Problem:
Look for "Total" in the listing below. Gather each line that contains it.

Dataset records:
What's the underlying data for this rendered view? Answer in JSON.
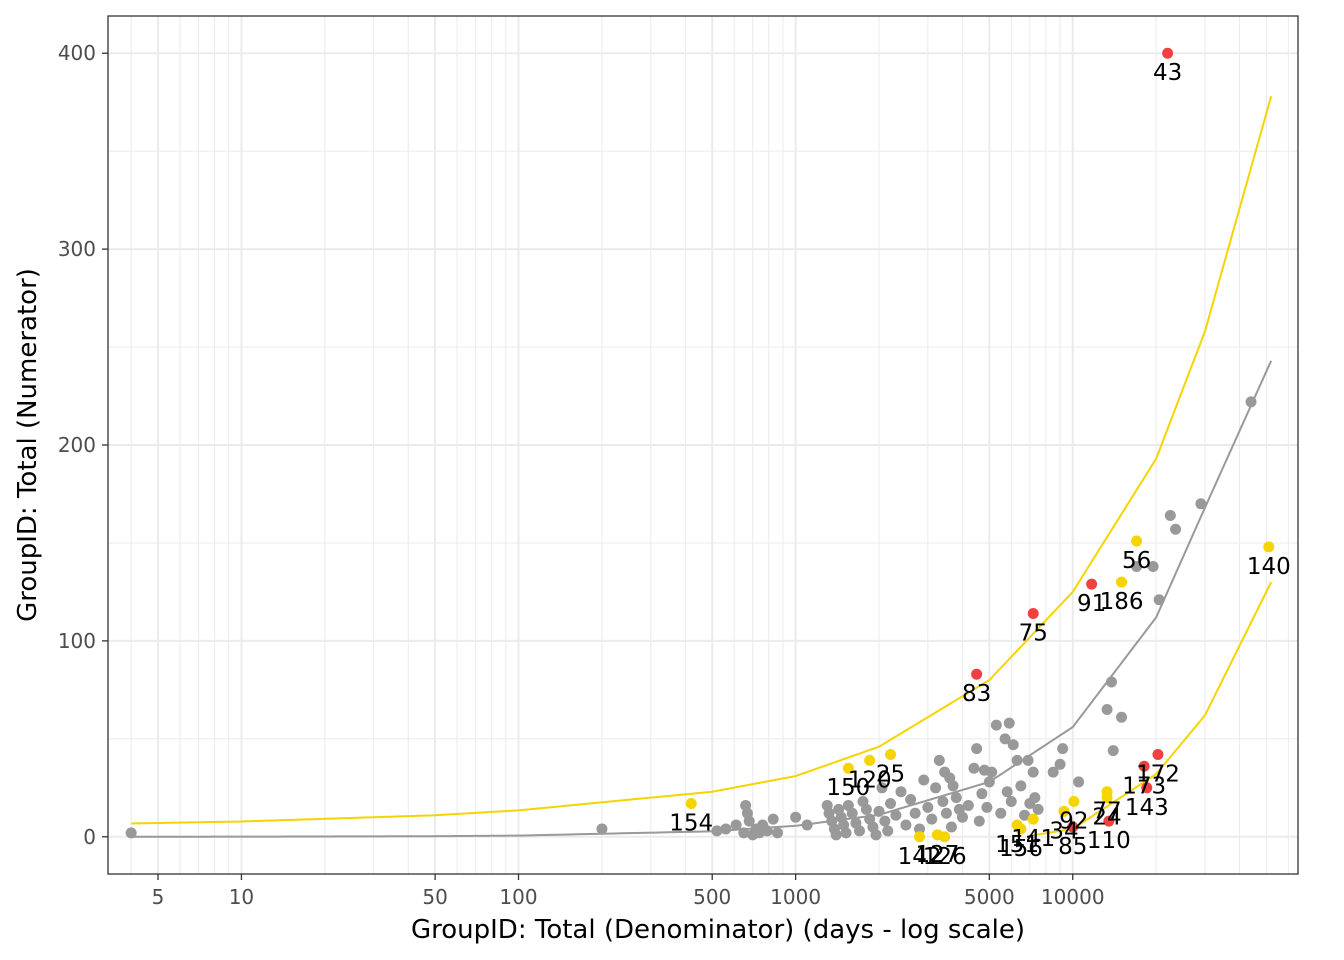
{
  "chart_data": {
    "type": "scatter",
    "xlabel": "GroupID:  Total (Denominator) (days - log scale)",
    "ylabel": "GroupID:  Total (Numerator)",
    "x_scale": "log",
    "xlim": [
      3.3,
      65000
    ],
    "ylim": [
      -19,
      419
    ],
    "x_ticks": [
      5,
      10,
      50,
      100,
      500,
      1000,
      5000,
      10000
    ],
    "x_tick_labels": [
      "5",
      "10",
      "50",
      "100",
      "500",
      "1000",
      "5000",
      "10000"
    ],
    "y_ticks": [
      0,
      100,
      200,
      300,
      400
    ],
    "y_tick_labels": [
      "0",
      "100",
      "200",
      "300",
      "400"
    ],
    "grid": true,
    "colors": {
      "normal": "#999999",
      "warning": "#f5d400",
      "flagged": "#f04040",
      "panel_border": "#333333",
      "grid": "#ebebeb"
    },
    "curves": [
      {
        "name": "expected",
        "color": "#999999",
        "points": [
          [
            4,
            0.02
          ],
          [
            10,
            0.06
          ],
          [
            50,
            0.3
          ],
          [
            100,
            0.6
          ],
          [
            500,
            2.8
          ],
          [
            1000,
            5.6
          ],
          [
            2000,
            11.2
          ],
          [
            5000,
            28
          ],
          [
            10000,
            56
          ],
          [
            20000,
            112
          ],
          [
            30000,
            168
          ],
          [
            52000,
            243
          ]
        ]
      },
      {
        "name": "upper-bound",
        "color": "#f5d400",
        "points": [
          [
            4,
            6.8
          ],
          [
            10,
            7.8
          ],
          [
            50,
            11
          ],
          [
            100,
            13.5
          ],
          [
            500,
            23
          ],
          [
            1000,
            31
          ],
          [
            2000,
            46
          ],
          [
            5000,
            80
          ],
          [
            10000,
            125
          ],
          [
            20000,
            193
          ],
          [
            30000,
            258
          ],
          [
            52000,
            378
          ]
        ]
      },
      {
        "name": "lower-bound",
        "color": "#f5d400",
        "points": [
          [
            7000,
            0.5
          ],
          [
            10000,
            4
          ],
          [
            20000,
            32
          ],
          [
            30000,
            62
          ],
          [
            52000,
            130
          ]
        ]
      }
    ],
    "series": [
      {
        "name": "flagged",
        "color": "#f04040",
        "points": [
          {
            "x": 22000,
            "y": 400,
            "label": "43"
          },
          {
            "x": 7200,
            "y": 114,
            "label": "75"
          },
          {
            "x": 4500,
            "y": 83,
            "label": "83"
          },
          {
            "x": 11700,
            "y": 129,
            "label": "91"
          },
          {
            "x": 20300,
            "y": 42,
            "label": "172"
          },
          {
            "x": 18100,
            "y": 36,
            "label": "173"
          },
          {
            "x": 18500,
            "y": 25,
            "label": "143"
          },
          {
            "x": 13500,
            "y": 8,
            "label": "110"
          },
          {
            "x": 10000,
            "y": 5,
            "label": "85"
          }
        ]
      },
      {
        "name": "warning",
        "color": "#f5d400",
        "points": [
          {
            "x": 17000,
            "y": 151,
            "label": "56"
          },
          {
            "x": 15000,
            "y": 130,
            "label": "186"
          },
          {
            "x": 51000,
            "y": 148,
            "label": "140"
          },
          {
            "x": 1850,
            "y": 39,
            "label": "120"
          },
          {
            "x": 2200,
            "y": 42,
            "label": "25"
          },
          {
            "x": 1550,
            "y": 35,
            "label": "150"
          },
          {
            "x": 420,
            "y": 17,
            "label": "154"
          },
          {
            "x": 13300,
            "y": 23,
            "label": "77"
          },
          {
            "x": 13300,
            "y": 20,
            "label": "24"
          },
          {
            "x": 10100,
            "y": 18,
            "label": "92"
          },
          {
            "x": 9300,
            "y": 13,
            "label": "34"
          },
          {
            "x": 7200,
            "y": 9,
            "label": "141"
          },
          {
            "x": 6300,
            "y": 6,
            "label": "151"
          },
          {
            "x": 6500,
            "y": 4,
            "label": "156"
          },
          {
            "x": 2800,
            "y": 0,
            "label": "142"
          },
          {
            "x": 3450,
            "y": 0,
            "label": "126"
          },
          {
            "x": 3250,
            "y": 1,
            "label": "127"
          }
        ]
      },
      {
        "name": "normal",
        "color": "#999999",
        "points": [
          {
            "x": 4,
            "y": 2
          },
          {
            "x": 200,
            "y": 4
          },
          {
            "x": 520,
            "y": 3
          },
          {
            "x": 560,
            "y": 4
          },
          {
            "x": 610,
            "y": 6
          },
          {
            "x": 650,
            "y": 2
          },
          {
            "x": 660,
            "y": 16
          },
          {
            "x": 670,
            "y": 12
          },
          {
            "x": 680,
            "y": 8
          },
          {
            "x": 700,
            "y": 1
          },
          {
            "x": 720,
            "y": 4
          },
          {
            "x": 740,
            "y": 2
          },
          {
            "x": 760,
            "y": 6
          },
          {
            "x": 790,
            "y": 3
          },
          {
            "x": 830,
            "y": 9
          },
          {
            "x": 860,
            "y": 2
          },
          {
            "x": 1000,
            "y": 10
          },
          {
            "x": 1100,
            "y": 6
          },
          {
            "x": 1300,
            "y": 16
          },
          {
            "x": 1320,
            "y": 12
          },
          {
            "x": 1350,
            "y": 8
          },
          {
            "x": 1380,
            "y": 4
          },
          {
            "x": 1400,
            "y": 1
          },
          {
            "x": 1430,
            "y": 14
          },
          {
            "x": 1460,
            "y": 10
          },
          {
            "x": 1490,
            "y": 6
          },
          {
            "x": 1520,
            "y": 2
          },
          {
            "x": 1550,
            "y": 16
          },
          {
            "x": 1600,
            "y": 12
          },
          {
            "x": 1650,
            "y": 7
          },
          {
            "x": 1700,
            "y": 3
          },
          {
            "x": 1750,
            "y": 18
          },
          {
            "x": 1800,
            "y": 14
          },
          {
            "x": 1850,
            "y": 9
          },
          {
            "x": 1900,
            "y": 5
          },
          {
            "x": 1950,
            "y": 1
          },
          {
            "x": 2000,
            "y": 13
          },
          {
            "x": 2050,
            "y": 25
          },
          {
            "x": 2100,
            "y": 8
          },
          {
            "x": 2150,
            "y": 3
          },
          {
            "x": 2200,
            "y": 17
          },
          {
            "x": 2300,
            "y": 11
          },
          {
            "x": 2400,
            "y": 23
          },
          {
            "x": 2500,
            "y": 6
          },
          {
            "x": 2600,
            "y": 19
          },
          {
            "x": 2700,
            "y": 12
          },
          {
            "x": 2800,
            "y": 4
          },
          {
            "x": 2900,
            "y": 29
          },
          {
            "x": 3000,
            "y": 15
          },
          {
            "x": 3100,
            "y": 9
          },
          {
            "x": 3200,
            "y": 25
          },
          {
            "x": 3300,
            "y": 39
          },
          {
            "x": 3400,
            "y": 18
          },
          {
            "x": 3450,
            "y": 33
          },
          {
            "x": 3500,
            "y": 12
          },
          {
            "x": 3600,
            "y": 30
          },
          {
            "x": 3650,
            "y": 5
          },
          {
            "x": 3700,
            "y": 26
          },
          {
            "x": 3800,
            "y": 20
          },
          {
            "x": 3900,
            "y": 14
          },
          {
            "x": 4000,
            "y": 10
          },
          {
            "x": 4200,
            "y": 16
          },
          {
            "x": 4400,
            "y": 35
          },
          {
            "x": 4500,
            "y": 45
          },
          {
            "x": 4600,
            "y": 8
          },
          {
            "x": 4700,
            "y": 22
          },
          {
            "x": 4800,
            "y": 34
          },
          {
            "x": 4900,
            "y": 15
          },
          {
            "x": 5000,
            "y": 28
          },
          {
            "x": 5100,
            "y": 33
          },
          {
            "x": 5300,
            "y": 57
          },
          {
            "x": 5500,
            "y": 12
          },
          {
            "x": 5700,
            "y": 50
          },
          {
            "x": 5800,
            "y": 23
          },
          {
            "x": 5900,
            "y": 58
          },
          {
            "x": 6000,
            "y": 18
          },
          {
            "x": 6100,
            "y": 47
          },
          {
            "x": 6300,
            "y": 39
          },
          {
            "x": 6500,
            "y": 26
          },
          {
            "x": 6700,
            "y": 11
          },
          {
            "x": 6900,
            "y": 39
          },
          {
            "x": 7000,
            "y": 17
          },
          {
            "x": 7200,
            "y": 33
          },
          {
            "x": 7300,
            "y": 20
          },
          {
            "x": 7500,
            "y": 14
          },
          {
            "x": 8500,
            "y": 33
          },
          {
            "x": 9000,
            "y": 37
          },
          {
            "x": 9200,
            "y": 45
          },
          {
            "x": 10500,
            "y": 28
          },
          {
            "x": 13300,
            "y": 65
          },
          {
            "x": 13800,
            "y": 79
          },
          {
            "x": 14000,
            "y": 44
          },
          {
            "x": 15000,
            "y": 61
          },
          {
            "x": 17000,
            "y": 138
          },
          {
            "x": 19500,
            "y": 138
          },
          {
            "x": 20500,
            "y": 121
          },
          {
            "x": 22500,
            "y": 164
          },
          {
            "x": 23500,
            "y": 157
          },
          {
            "x": 29000,
            "y": 170
          },
          {
            "x": 44000,
            "y": 222
          }
        ]
      }
    ]
  }
}
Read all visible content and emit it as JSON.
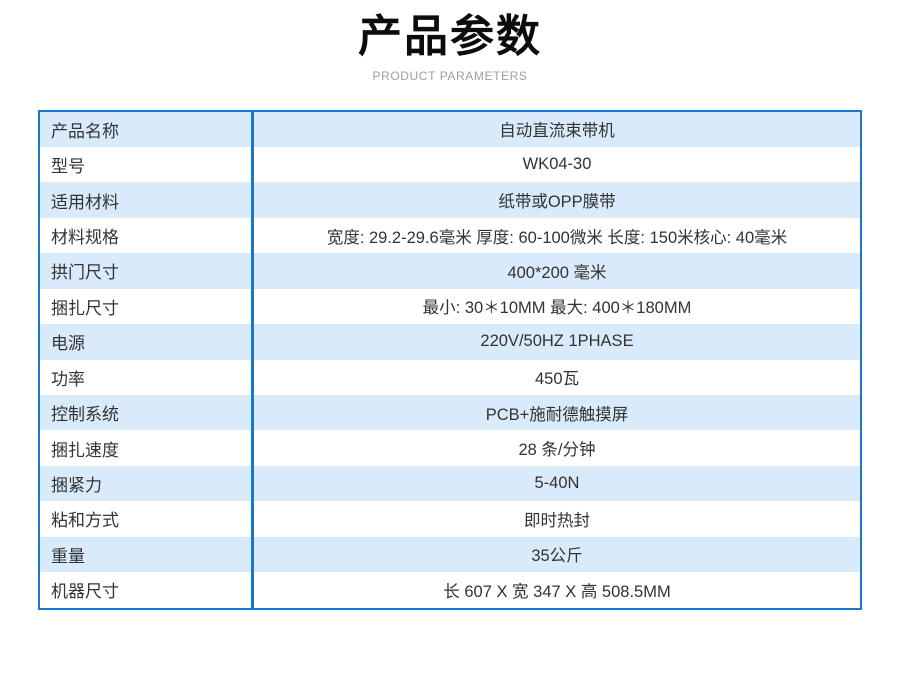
{
  "header": {
    "title": "产品参数",
    "subtitle": "PRODUCT PARAMETERS"
  },
  "colors": {
    "table_border_blue": "#1779cb",
    "row_stripe_blue": "#d9eafa",
    "body_text": "#333333",
    "title_text": "#0c0c0c",
    "subtitle_gray": "#9e9e9e"
  },
  "table": {
    "rows": [
      {
        "label": "产品名称",
        "value": "自动直流束带机"
      },
      {
        "label": "型号",
        "value": "WK04-30"
      },
      {
        "label": "适用材料",
        "value": "纸带或OPP膜带"
      },
      {
        "label": "材料规格",
        "value": "宽度: 29.2-29.6毫米 厚度: 60-100微米 长度: 150米核心: 40毫米"
      },
      {
        "label": "拱门尺寸",
        "value": "400*200 毫米"
      },
      {
        "label": "捆扎尺寸",
        "value": "最小: 30＊10MM 最大: 400＊180MM"
      },
      {
        "label": "电源",
        "value": "220V/50HZ 1PHASE"
      },
      {
        "label": "功率",
        "value": "450瓦"
      },
      {
        "label": "控制系统",
        "value": "PCB+施耐德触摸屏"
      },
      {
        "label": "捆扎速度",
        "value": "28 条/分钟"
      },
      {
        "label": "捆紧力",
        "value": "5-40N"
      },
      {
        "label": "粘和方式",
        "value": "即时热封"
      },
      {
        "label": "重量",
        "value": "35公斤"
      },
      {
        "label": "机器尺寸",
        "value": "长 607 X 宽 347 X 高 508.5MM"
      }
    ]
  }
}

Answer to the problem:
    "xlabel": "GroupID:  Total (Denominator) (days - log scale)",
    "ylabel": "GroupID:  Total (Numerator)",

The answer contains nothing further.